◆ **What to work on**
Name each company mentioned in the article about Nvidia and accelerated programming below.

◆ **Extracted text**
Nvidia Does Accelerated Programming
Santa Clara (CA) - Back when we first saw the capabilities of Nvidia’s CUDA technology and Tesla acceleration cards, it was clear to us that the company had all the tools necessary to change the way we use computers today - the enormous computing horsepower of graphics cards open up possibilities we have talked about for some time, but didn’t think were possible in the foreseeable future. The company now challenges developers for the first time to exploit the hidden potential graphics cards in a mainstream application.
Nvidia was first to come up with a development framework that used a relatively easy-to-learn way to accelerate traditional CPU-centric applications through a graphics processor. But while CUDA, which is based on C++ and has some GPGPU extensions, is generally available, Nvidia pitched the technology mainly to universities, scientists and industries that have a need for floating-point-heavy applications - such as financial institutions and the oil and gas sector.
Both Nvidia and ATI have been showing mainstream applications based on GPGPU technologies, but neither one has targeted the mainstream application segment yet. When we asked Nvidia CEO Jen-Hsun Huang when Cuda would go into the mainstream market, he told us that such a move would depend on Microsoft and their efforts to provide a Windows interface for GPGPUs.

◆ **Supplied material**
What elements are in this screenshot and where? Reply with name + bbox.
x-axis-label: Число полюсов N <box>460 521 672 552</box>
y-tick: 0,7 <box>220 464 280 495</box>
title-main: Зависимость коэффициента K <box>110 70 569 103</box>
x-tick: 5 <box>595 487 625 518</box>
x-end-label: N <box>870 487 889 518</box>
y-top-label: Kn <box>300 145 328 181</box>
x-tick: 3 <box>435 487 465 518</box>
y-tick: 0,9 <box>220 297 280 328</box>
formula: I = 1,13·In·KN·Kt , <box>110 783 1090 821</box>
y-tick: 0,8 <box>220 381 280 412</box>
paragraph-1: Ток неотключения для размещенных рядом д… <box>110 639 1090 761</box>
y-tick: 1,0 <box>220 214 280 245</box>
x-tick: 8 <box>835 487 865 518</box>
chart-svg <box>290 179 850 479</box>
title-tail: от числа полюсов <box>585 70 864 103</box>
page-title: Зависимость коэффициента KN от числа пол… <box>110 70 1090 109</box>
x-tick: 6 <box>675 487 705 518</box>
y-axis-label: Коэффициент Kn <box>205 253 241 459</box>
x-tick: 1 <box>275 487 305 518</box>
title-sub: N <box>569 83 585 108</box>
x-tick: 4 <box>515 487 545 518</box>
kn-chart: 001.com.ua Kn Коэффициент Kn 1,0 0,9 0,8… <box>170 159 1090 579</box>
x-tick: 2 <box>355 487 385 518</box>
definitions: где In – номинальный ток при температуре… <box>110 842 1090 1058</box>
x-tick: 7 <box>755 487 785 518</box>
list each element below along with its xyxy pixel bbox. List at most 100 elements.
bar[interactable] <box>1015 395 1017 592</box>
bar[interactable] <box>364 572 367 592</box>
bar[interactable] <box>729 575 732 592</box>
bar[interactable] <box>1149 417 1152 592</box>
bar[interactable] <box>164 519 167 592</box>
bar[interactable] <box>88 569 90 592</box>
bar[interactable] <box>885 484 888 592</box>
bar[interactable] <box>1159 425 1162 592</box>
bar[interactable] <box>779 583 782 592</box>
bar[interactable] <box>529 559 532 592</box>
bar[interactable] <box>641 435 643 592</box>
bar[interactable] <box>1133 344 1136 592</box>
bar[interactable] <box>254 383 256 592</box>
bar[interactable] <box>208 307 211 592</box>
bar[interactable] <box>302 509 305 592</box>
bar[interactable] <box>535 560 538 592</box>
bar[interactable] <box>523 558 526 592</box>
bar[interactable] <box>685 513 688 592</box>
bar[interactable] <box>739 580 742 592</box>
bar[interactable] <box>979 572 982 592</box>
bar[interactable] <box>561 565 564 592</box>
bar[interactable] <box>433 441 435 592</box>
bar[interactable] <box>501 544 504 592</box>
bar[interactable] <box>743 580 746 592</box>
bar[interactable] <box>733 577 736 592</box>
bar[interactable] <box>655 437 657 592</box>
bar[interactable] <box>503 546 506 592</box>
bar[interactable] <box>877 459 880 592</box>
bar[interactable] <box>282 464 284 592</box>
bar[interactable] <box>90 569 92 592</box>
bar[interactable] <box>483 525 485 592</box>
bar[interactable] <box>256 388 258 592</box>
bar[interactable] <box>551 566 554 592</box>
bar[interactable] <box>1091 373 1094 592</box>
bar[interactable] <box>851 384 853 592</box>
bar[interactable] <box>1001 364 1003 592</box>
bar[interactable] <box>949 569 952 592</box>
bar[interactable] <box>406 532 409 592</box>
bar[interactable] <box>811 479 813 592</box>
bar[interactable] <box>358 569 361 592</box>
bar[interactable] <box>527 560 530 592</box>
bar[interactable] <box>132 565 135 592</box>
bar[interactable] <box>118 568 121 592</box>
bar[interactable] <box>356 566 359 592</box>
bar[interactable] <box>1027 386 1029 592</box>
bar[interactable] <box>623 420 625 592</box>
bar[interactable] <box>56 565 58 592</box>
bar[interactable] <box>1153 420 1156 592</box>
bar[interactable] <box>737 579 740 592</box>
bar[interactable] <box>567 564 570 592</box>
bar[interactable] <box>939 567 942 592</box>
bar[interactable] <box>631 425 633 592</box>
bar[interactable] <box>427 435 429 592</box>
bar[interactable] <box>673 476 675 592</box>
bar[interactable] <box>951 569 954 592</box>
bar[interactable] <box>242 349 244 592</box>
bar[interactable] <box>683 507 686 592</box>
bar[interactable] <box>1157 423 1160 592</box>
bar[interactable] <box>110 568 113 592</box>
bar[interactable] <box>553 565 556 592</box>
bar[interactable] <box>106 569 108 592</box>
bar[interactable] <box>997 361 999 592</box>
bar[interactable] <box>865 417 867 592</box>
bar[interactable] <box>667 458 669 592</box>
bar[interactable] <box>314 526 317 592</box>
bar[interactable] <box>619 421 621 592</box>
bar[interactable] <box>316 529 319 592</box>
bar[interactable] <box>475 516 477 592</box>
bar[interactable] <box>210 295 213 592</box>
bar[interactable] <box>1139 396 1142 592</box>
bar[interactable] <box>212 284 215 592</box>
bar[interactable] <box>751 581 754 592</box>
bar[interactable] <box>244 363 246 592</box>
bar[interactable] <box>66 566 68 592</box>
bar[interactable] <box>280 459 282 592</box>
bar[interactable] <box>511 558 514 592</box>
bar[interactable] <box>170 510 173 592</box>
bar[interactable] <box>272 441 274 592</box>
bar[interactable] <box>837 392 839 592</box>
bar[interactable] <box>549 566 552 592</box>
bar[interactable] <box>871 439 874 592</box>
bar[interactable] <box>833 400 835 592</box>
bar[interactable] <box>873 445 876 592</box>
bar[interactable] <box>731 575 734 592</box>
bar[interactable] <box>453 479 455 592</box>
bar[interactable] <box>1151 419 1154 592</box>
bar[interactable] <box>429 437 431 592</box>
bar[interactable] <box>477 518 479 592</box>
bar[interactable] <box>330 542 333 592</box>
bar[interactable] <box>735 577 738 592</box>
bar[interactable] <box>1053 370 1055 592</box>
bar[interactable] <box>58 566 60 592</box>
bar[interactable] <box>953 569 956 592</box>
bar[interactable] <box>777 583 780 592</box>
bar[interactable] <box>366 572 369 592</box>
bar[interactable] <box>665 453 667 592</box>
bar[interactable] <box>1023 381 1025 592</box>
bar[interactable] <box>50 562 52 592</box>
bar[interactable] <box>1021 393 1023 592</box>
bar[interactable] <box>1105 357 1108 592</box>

◆ **Response to the exercise**
Nvidia, ATI, Microsoft